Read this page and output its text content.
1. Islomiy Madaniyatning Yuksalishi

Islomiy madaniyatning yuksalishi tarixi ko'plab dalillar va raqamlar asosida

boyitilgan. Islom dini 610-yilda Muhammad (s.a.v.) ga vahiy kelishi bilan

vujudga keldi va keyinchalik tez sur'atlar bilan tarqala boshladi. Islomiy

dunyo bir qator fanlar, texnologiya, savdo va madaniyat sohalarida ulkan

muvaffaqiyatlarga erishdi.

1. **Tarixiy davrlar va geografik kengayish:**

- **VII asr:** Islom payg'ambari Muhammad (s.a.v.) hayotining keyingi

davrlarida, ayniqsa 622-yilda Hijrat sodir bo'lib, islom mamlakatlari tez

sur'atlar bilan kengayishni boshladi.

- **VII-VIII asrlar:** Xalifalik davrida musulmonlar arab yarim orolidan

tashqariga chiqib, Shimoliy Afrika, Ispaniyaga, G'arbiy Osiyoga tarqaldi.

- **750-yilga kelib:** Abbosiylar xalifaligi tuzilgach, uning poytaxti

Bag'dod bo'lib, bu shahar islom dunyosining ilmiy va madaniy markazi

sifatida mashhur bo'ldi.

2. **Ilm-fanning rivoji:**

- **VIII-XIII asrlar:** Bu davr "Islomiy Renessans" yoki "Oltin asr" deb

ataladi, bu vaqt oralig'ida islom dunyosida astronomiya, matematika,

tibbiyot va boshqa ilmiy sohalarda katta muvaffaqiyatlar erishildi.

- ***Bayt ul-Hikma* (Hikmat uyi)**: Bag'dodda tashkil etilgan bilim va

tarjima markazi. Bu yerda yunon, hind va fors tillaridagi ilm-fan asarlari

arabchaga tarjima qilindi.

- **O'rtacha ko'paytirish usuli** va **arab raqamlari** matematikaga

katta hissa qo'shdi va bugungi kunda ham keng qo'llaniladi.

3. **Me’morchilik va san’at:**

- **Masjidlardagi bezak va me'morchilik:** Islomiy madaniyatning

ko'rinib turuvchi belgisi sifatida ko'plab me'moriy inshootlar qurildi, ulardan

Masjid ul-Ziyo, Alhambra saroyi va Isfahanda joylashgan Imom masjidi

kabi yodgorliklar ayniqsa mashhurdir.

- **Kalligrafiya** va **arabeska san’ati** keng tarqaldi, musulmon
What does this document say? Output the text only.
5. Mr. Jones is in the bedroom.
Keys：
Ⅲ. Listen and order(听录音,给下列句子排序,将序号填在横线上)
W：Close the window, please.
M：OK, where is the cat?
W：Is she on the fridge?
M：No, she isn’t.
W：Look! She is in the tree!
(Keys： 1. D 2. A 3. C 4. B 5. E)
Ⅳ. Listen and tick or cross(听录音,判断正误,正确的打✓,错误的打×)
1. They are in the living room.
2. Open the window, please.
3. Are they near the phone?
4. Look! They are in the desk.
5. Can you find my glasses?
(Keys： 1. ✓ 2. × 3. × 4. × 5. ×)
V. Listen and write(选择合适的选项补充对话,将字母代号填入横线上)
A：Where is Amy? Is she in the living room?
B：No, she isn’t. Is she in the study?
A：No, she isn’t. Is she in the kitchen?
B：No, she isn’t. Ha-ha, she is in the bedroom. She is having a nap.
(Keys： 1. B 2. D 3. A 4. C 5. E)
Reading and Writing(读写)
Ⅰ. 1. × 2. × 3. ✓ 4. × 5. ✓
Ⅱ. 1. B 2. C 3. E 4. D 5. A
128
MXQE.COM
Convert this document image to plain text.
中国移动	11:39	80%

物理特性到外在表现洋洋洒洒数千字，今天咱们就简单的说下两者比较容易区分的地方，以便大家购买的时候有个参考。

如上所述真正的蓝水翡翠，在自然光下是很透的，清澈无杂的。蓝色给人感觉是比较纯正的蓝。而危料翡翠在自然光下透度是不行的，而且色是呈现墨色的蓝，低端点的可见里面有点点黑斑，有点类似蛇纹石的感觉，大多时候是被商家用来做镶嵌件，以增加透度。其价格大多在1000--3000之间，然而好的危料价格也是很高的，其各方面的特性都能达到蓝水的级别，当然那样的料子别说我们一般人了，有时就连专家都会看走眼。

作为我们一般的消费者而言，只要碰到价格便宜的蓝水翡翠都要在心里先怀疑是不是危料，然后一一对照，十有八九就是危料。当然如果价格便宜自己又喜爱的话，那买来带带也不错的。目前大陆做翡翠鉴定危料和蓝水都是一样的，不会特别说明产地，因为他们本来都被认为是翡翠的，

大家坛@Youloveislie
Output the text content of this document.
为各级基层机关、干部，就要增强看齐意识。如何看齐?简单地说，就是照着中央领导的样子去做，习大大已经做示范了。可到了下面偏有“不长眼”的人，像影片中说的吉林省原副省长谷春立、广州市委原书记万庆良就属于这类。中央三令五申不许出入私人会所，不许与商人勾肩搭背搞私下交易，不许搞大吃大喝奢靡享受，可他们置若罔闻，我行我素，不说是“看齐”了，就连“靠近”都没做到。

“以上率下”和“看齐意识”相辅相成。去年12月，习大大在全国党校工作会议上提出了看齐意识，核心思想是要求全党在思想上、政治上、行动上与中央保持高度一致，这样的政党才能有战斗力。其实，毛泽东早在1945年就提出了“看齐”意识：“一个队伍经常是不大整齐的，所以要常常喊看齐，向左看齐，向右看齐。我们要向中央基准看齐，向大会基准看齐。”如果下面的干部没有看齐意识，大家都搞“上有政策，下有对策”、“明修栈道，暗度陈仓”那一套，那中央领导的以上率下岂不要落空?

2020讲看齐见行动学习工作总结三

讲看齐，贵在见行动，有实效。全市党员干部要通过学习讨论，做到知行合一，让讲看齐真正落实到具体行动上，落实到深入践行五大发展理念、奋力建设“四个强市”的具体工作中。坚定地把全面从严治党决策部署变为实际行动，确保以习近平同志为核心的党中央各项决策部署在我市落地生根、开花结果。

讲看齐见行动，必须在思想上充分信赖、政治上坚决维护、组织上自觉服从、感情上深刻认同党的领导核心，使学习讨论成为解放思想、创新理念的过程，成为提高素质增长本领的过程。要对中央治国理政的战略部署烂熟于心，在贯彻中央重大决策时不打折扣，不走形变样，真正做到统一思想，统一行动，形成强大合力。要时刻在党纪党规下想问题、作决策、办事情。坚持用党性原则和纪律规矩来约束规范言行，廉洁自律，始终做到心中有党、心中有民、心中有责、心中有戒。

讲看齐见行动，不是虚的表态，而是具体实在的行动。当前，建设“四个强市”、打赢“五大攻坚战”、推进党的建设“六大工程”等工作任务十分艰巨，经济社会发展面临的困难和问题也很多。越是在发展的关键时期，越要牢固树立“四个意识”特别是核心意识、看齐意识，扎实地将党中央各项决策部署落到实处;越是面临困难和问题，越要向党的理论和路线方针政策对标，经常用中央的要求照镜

──────────

What the exercise asks: Write out every line of the records exactly.

Task answer:
Read this page and output its text content.
1. Islomiy Madaniyatning Yuksalishi

Islomiy madaniyatning yuksalishi tarixi ko'plab dalillar va raqamlar asosida

boyitilgan. Islom dini 610-yilda Muhammad (s.a.v.) ga vahiy kelishi bilan

vujudga keldi va keyinchalik tez sur'atlar bilan tarqala boshladi. Islomiy

dunyo bir qator fanlar, texnologiya, savdo va madaniyat sohalarida ulkan

muvaffaqiyatlarga erishdi.

1. **Tarixiy davrlar va geografik kengayish:**

- **VII asr:** Islom payg'ambari Muhammad (s.a.v.) hayotining keyingi

davrlarida, ayniqsa 622-yilda Hijrat sodir bo'lib, islom mamlakatlari tez

sur'atlar bilan kengayishni boshladi.

- **VII-VIII asrlar:** Xalifalik davrida musulmonlar arab yarim orolidan

tashqariga chiqib, Shimoliy Afrika, Ispaniyaga, G'arbiy Osiyoga tarqaldi.

- **750-yilga kelib:** Abbosiylar xalifaligi tuzilgach, uning poytaxti

Bag'dod bo'lib, bu shahar islom dunyosining ilmiy va madaniy markazi

sifatida mashhur bo'ldi.

2. **Ilm-fanning rivoji:**

- **VIII-XIII asrlar:** Bu davr "Islomiy Renessans" yoki "Oltin asr" deb

ataladi, bu vaqt oralig'ida islom dunyosida astronomiya, matematika,

tibbiyot va boshqa ilmiy sohalarda katta muvaffaqiyatlar erishildi.

- ***Bayt ul-Hikma* (Hikmat uyi)**: Bag'dodda tashkil etilgan bilim va

tarjima markazi. Bu yerda yunon, hind va fors tillaridagi ilm-fan asarlari

arabchaga tarjima qilindi.

- **O'rtacha ko'paytirish usuli** va **arab raqamlari** matematikaga

katta hissa qo'shdi va bugungi kunda ham keng qo'llaniladi.

3. **Me’morchilik va san’at:**

- **Masjidlardagi bezak va me'morchilik:** Islomiy madaniyatning

ko'rinib turuvchi belgisi sifatida ko'plab me'moriy inshootlar qurildi, ulardan

Masjid ul-Ziyo, Alhambra saroyi va Isfahanda joylashgan Imom masjidi

kabi yodgorliklar ayniqsa mashhurdir.

- **Kalligrafiya** va **arabeska san’ati** keng tarqaldi, musulmon
What does this document say? Output the text only.
5. Mr. Jones is in the bedroom.
Keys：
Ⅲ. Listen and order(听录音,给下列句子排序,将序号填在横线上)
W：Close the window, please.
M：OK, where is the cat?
W：Is she on the fridge?
M：No, she isn’t.
W：Look! She is in the tree!
(Keys： 1. D 2. A 3. C 4. B 5. E)
Ⅳ. Listen and tick or cross(听录音,判断正误,正确的打✓,错误的打×)
1. They are in the living room.
2. Open the window, please.
3. Are they near the phone?
4. Look! They are in the desk.
5. Can you find my glasses?
(Keys： 1. ✓ 2. × 3. × 4. × 5. ×)
V. Listen and write(选择合适的选项补充对话,将字母代号填入横线上)
A：Where is Amy? Is she in the living room?
B：No, she isn’t. Is she in the study?
A：No, she isn’t. Is she in the kitchen?
B：No, she isn’t. Ha-ha, she is in the bedroom. She is having a nap.
(Keys： 1. B 2. D 3. A 4. C 5. E)
Reading and Writing(读写)
Ⅰ. 1. × 2. × 3. ✓ 4. × 5. ✓
Ⅱ. 1. B 2. C 3. E 4. D 5. A
128
MXQE.COM
Convert this document image to plain text.
中国移动	11:39	80%

物理特性到外在表现洋洋洒洒数千字，今天咱们就简单的说下两者比较容易区分的地方，以便大家购买的时候有个参考。

如上所述真正的蓝水翡翠，在自然光下是很透的，清澈无杂的。蓝色给人感觉是比较纯正的蓝。而危料翡翠在自然光下透度是不行的，而且色是呈现墨色的蓝，低端点的可见里面有点点黑斑，有点类似蛇纹石的感觉，大多时候是被商家用来做镶嵌件，以增加透度。其价格大多在1000--3000之间，然而好的危料价格也是很高的，其各方面的特性都能达到蓝水的级别，当然那样的料子别说我们一般人了，有时就连专家都会看走眼。

作为我们一般的消费者而言，只要碰到价格便宜的蓝水翡翠都要在心里先怀疑是不是危料，然后一一对照，十有八九就是危料。当然如果价格便宜自己又喜爱的话，那买来带带也不错的。目前大陆做翡翠鉴定危料和蓝水都是一样的，不会特别说明产地，因为他们本来都被认为是翡翠的，

大家坛@Youloveislie
Output the text content of this document.
为各级基层机关、干部，就要增强看齐意识。如何看齐?简单地说，就是照着中央领导的样子去做，习大大已经做示范了。可到了下面偏有“不长眼”的人，像影片中说的吉林省原副省长谷春立、广州市委原书记万庆良就属于这类。中央三令五申不许出入私人会所，不许与商人勾肩搭背搞私下交易，不许搞大吃大喝奢靡享受，可他们置若罔闻，我行我素，不说是“看齐”了，就连“靠近”都没做到。

“以上率下”和“看齐意识”相辅相成。去年12月，习大大在全国党校工作会议上提出了看齐意识，核心思想是要求全党在思想上、政治上、行动上与中央保持高度一致，这样的政党才能有战斗力。其实，毛泽东早在1945年就提出了“看齐”意识：“一个队伍经常是不大整齐的，所以要常常喊看齐，向左看齐，向右看齐。我们要向中央基准看齐，向大会基准看齐。”如果下面的干部没有看齐意识，大家都搞“上有政策，下有对策”、“明修栈道，暗度陈仓”那一套，那中央领导的以上率下岂不要落空?

2020讲看齐见行动学习工作总结三

讲看齐，贵在见行动，有实效。全市党员干部要通过学习讨论，做到知行合一，让讲看齐真正落实到具体行动上，落实到深入践行五大发展理念、奋力建设“四个强市”的具体工作中。坚定地把全面从严治党决策部署变为实际行动，确保以习近平同志为核心的党中央各项决策部署在我市落地生根、开花结果。

讲看齐见行动，必须在思想上充分信赖、政治上坚决维护、组织上自觉服从、感情上深刻认同党的领导核心，使学习讨论成为解放思想、创新理念的过程，成为提高素质增长本领的过程。要对中央治国理政的战略部署烂熟于心，在贯彻中央重大决策时不打折扣，不走形变样，真正做到统一思想，统一行动，形成强大合力。要时刻在党纪党规下想问题、作决策、办事情。坚持用党性原则和纪律规矩来约束规范言行，廉洁自律，始终做到心中有党、心中有民、心中有责、心中有戒。

讲看齐见行动，不是虚的表态，而是具体实在的行动。当前，建设“四个强市”、打赢“五大攻坚战”、推进党的建设“六大工程”等工作任务十分艰巨，经济社会发展面临的困难和问题也很多。越是在发展的关键时期，越要牢固树立“四个意识”特别是核心意识、看齐意识，扎实地将党中央各项决策部署落到实处;越是面临困难和问题，越要向党的理论和路线方针政策对标，经常用中央的要求照镜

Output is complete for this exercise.